REQUIREMENTS
Give only the number of lines in these records that contain the word "text".

INFORMATION SUPPLIED

%%

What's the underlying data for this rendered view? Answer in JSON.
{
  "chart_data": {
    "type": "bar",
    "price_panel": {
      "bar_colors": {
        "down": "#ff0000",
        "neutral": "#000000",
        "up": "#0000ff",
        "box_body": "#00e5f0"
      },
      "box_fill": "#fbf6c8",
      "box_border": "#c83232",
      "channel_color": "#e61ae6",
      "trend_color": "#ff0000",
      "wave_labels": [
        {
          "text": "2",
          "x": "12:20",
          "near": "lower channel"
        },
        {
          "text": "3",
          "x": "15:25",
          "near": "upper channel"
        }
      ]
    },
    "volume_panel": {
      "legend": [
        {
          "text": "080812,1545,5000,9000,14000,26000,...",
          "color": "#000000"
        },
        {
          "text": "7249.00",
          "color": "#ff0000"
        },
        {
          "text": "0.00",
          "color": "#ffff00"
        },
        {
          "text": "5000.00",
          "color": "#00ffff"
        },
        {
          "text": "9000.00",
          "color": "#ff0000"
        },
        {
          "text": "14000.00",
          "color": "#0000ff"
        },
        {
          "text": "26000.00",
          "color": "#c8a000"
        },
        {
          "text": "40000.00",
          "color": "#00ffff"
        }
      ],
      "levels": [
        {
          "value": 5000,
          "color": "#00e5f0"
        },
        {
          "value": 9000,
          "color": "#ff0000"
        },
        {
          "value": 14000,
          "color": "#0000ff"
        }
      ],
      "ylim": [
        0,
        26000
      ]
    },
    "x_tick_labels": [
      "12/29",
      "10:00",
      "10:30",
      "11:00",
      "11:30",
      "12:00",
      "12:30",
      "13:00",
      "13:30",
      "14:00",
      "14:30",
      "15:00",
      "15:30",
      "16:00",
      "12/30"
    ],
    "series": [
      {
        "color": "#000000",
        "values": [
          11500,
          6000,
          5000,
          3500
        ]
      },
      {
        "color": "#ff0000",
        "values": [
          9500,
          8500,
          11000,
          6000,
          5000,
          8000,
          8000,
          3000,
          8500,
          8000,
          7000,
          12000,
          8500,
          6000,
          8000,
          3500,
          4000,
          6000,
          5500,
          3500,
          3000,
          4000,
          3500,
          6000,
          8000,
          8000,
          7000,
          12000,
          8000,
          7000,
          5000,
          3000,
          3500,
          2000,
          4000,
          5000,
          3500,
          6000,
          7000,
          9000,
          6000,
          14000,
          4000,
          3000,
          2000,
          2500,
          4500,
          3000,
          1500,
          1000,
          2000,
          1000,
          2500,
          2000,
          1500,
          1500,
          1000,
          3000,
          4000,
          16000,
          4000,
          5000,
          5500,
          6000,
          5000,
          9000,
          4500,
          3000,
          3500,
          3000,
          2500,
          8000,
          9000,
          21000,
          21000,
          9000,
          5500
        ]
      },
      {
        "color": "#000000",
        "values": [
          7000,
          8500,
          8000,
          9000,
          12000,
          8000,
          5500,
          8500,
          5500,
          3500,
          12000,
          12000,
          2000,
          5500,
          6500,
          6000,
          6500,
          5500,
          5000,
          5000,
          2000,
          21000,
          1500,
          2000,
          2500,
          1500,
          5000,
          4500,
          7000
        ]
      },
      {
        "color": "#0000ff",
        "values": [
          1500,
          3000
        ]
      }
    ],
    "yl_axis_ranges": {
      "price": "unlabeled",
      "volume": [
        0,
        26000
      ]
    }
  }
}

%%

FINAL RESULT
10